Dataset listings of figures
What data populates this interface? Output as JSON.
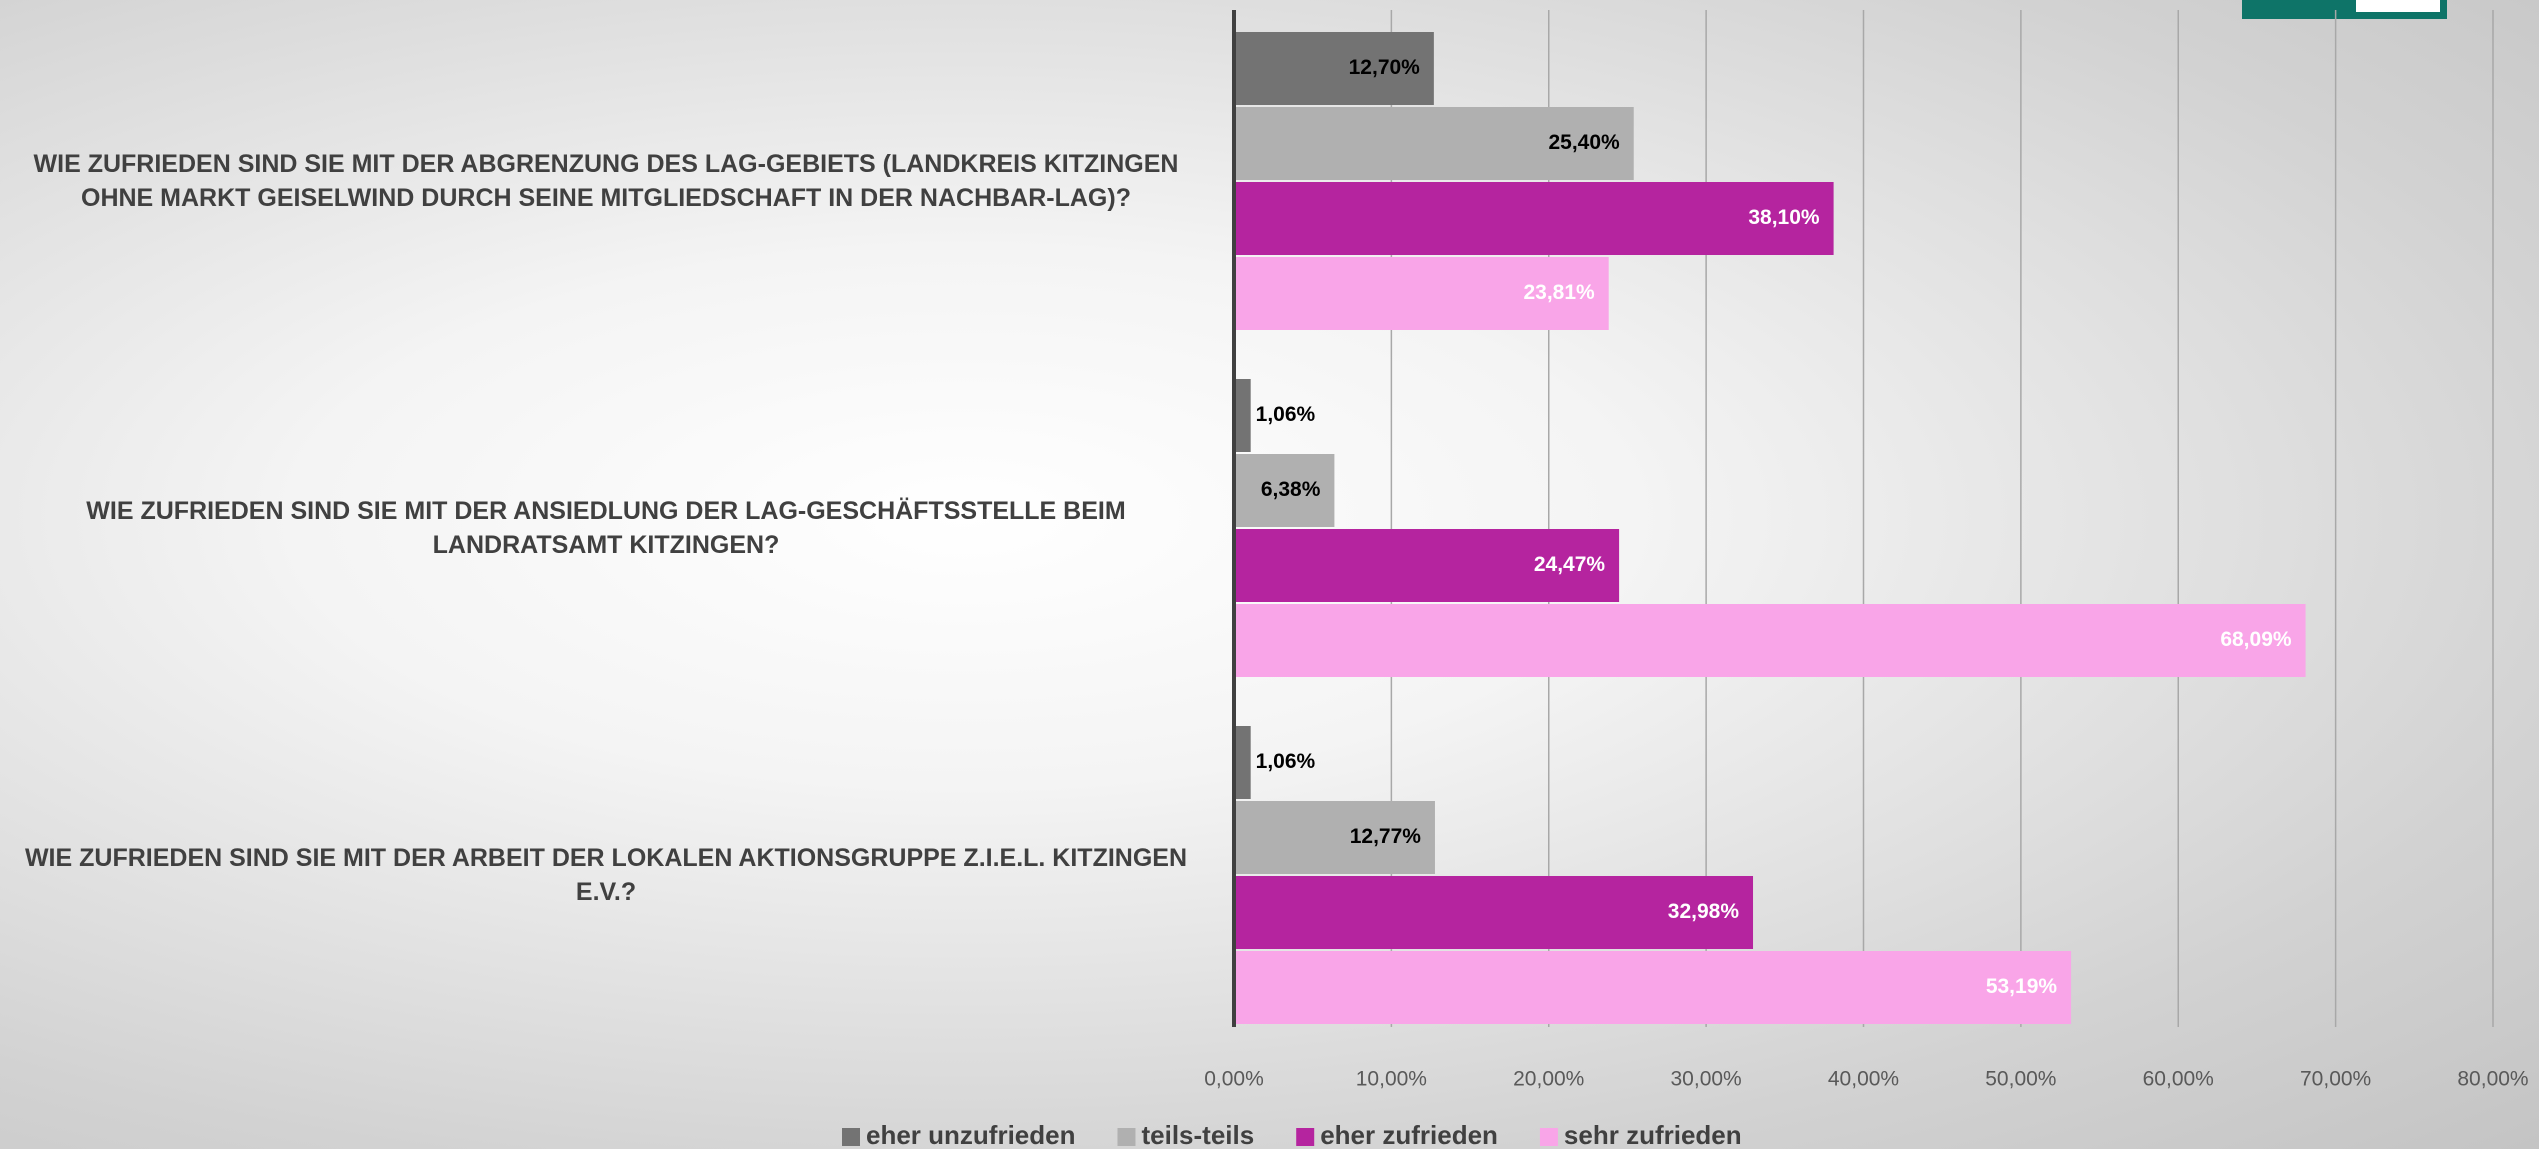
{
  "chart_data": {
    "type": "barh",
    "categories": [
      "WIE ZUFRIEDEN SIND SIE MIT DER ABGRENZUNG DES LAG-GEBIETS (LANDKREIS KITZINGEN OHNE MARKT GEISELWIND DURCH SEINE MITGLIEDSCHAFT IN DER NACHBAR-LAG)?",
      "WIE ZUFRIEDEN SIND SIE MIT DER ANSIEDLUNG DER LAG-GESCHÄFTSSTELLE BEIM LANDRATSAMT KITZINGEN?",
      "WIE ZUFRIEDEN SIND SIE MIT DER ARBEIT DER LOKALEN AKTIONSGRUPPE Z.I.E.L. KITZINGEN E.V.?"
    ],
    "series": [
      {
        "name": "eher unzufrieden",
        "color": "#737373",
        "values": [
          12.7,
          1.06,
          1.06
        ],
        "value_labels": [
          "12,70%",
          "1,06%",
          "1,06%"
        ]
      },
      {
        "name": "teils-teils",
        "color": "#b0b0b0",
        "values": [
          25.4,
          6.38,
          12.77
        ],
        "value_labels": [
          "25,40%",
          "6,38%",
          "12,77%"
        ]
      },
      {
        "name": "eher zufrieden",
        "color": "#b5249f",
        "values": [
          38.1,
          24.47,
          32.98
        ],
        "value_labels": [
          "38,10%",
          "24,47%",
          "32,98%"
        ]
      },
      {
        "name": "sehr zufrieden",
        "color": "#f9a5e8",
        "values": [
          23.81,
          68.09,
          53.19
        ],
        "value_labels": [
          "23,81%",
          "68,09%",
          "53,19%"
        ]
      }
    ],
    "xlim": [
      0,
      80
    ],
    "xticks": [
      {
        "value": 0,
        "label": "0,00%"
      },
      {
        "value": 10,
        "label": "10,00%"
      },
      {
        "value": 20,
        "label": "20,00%"
      },
      {
        "value": 30,
        "label": "30,00%"
      },
      {
        "value": 40,
        "label": "40,00%"
      },
      {
        "value": 50,
        "label": "50,00%"
      },
      {
        "value": 60,
        "label": "60,00%"
      },
      {
        "value": 70,
        "label": "70,00%"
      },
      {
        "value": 80,
        "label": "80,00%"
      }
    ],
    "grid": true,
    "legend": "bottom"
  }
}
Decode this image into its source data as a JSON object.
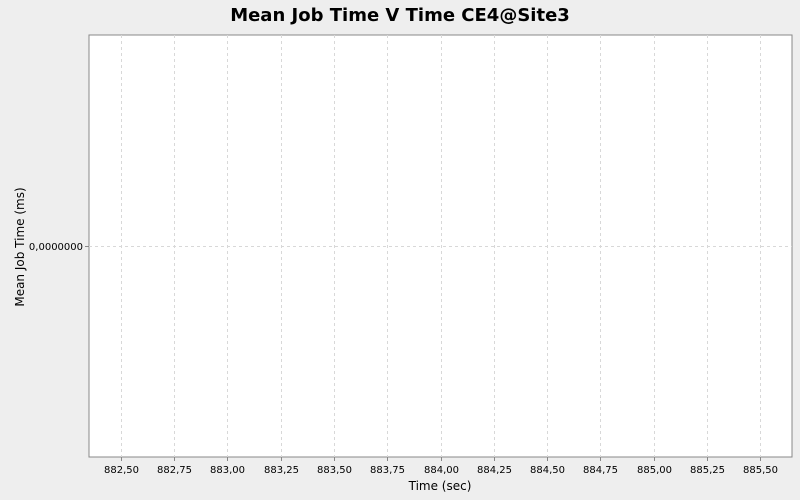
{
  "chart_data": {
    "type": "line",
    "title": "Mean Job Time V Time CE4@Site3",
    "xlabel": "Time (sec)",
    "ylabel": "Mean Job Time (ms)",
    "x_ticks": [
      "882,50",
      "882,75",
      "883,00",
      "883,25",
      "883,50",
      "883,75",
      "884,00",
      "884,25",
      "884,50",
      "884,75",
      "885,00",
      "885,25",
      "885,50"
    ],
    "x_tick_values": [
      882.5,
      882.75,
      883.0,
      883.25,
      883.5,
      883.75,
      884.0,
      884.25,
      884.5,
      884.75,
      885.0,
      885.25,
      885.5
    ],
    "y_ticks": [
      "0,0000000"
    ],
    "y_tick_values": [
      0
    ],
    "xlim": [
      882.35,
      885.65
    ],
    "ylim": [
      -1,
      1
    ],
    "series": [],
    "grid": true,
    "legend": "none"
  },
  "colors": {
    "page_background": "#eeeeee",
    "plot_background": "#ffffff",
    "gridline": "#d8d8d8",
    "axis": "#888888"
  }
}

◆ What is being asked:
From the data, list each line in which the string "Time" appears.

◆ Correct response:
    "title": "Mean Job Time V Time CE4@Site3",
    "xlabel": "Time (sec)",
    "ylabel": "Mean Job Time (ms)",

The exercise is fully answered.